**What this task involves**.
Copy out every record below, word for word.

# Start of Stored records

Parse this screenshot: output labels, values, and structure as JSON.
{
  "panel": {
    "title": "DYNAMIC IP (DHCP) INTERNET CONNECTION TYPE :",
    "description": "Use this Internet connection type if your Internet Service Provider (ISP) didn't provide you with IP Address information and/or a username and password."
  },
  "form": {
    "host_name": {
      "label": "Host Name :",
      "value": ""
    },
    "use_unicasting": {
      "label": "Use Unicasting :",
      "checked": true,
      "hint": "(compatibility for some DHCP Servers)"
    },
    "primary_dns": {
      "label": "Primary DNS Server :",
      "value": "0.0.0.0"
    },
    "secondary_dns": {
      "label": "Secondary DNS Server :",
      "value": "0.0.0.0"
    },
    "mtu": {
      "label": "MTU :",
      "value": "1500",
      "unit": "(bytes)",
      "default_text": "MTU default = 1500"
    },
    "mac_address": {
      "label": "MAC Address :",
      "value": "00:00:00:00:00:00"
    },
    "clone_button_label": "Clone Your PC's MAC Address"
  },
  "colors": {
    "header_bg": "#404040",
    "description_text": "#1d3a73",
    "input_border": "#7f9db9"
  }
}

# End of Stored records

**Result of the task**.
Parse this screenshot: output labels, values, and structure as JSON.
{
  "panel": {
    "title": "DYNAMIC IP (DHCP) INTERNET CONNECTION TYPE :",
    "description": "Use this Internet connection type if your Internet Service Provider (ISP) didn't provide you with IP Address information and/or a username and password."
  },
  "form": {
    "host_name": {
      "label": "Host Name :",
      "value": ""
    },
    "use_unicasting": {
      "label": "Use Unicasting :",
      "checked": true,
      "hint": "(compatibility for some DHCP Servers)"
    },
    "primary_dns": {
      "label": "Primary DNS Server :",
      "value": "0.0.0.0"
    },
    "secondary_dns": {
      "label": "Secondary DNS Server :",
      "value": "0.0.0.0"
    },
    "mtu": {
      "label": "MTU :",
      "value": "1500",
      "unit": "(bytes)",
      "default_text": "MTU default = 1500"
    },
    "mac_address": {
      "label": "MAC Address :",
      "value": "00:00:00:00:00:00"
    },
    "clone_button_label": "Clone Your PC's MAC Address"
  },
  "colors": {
    "header_bg": "#404040",
    "description_text": "#1d3a73",
    "input_border": "#7f9db9"
  }
}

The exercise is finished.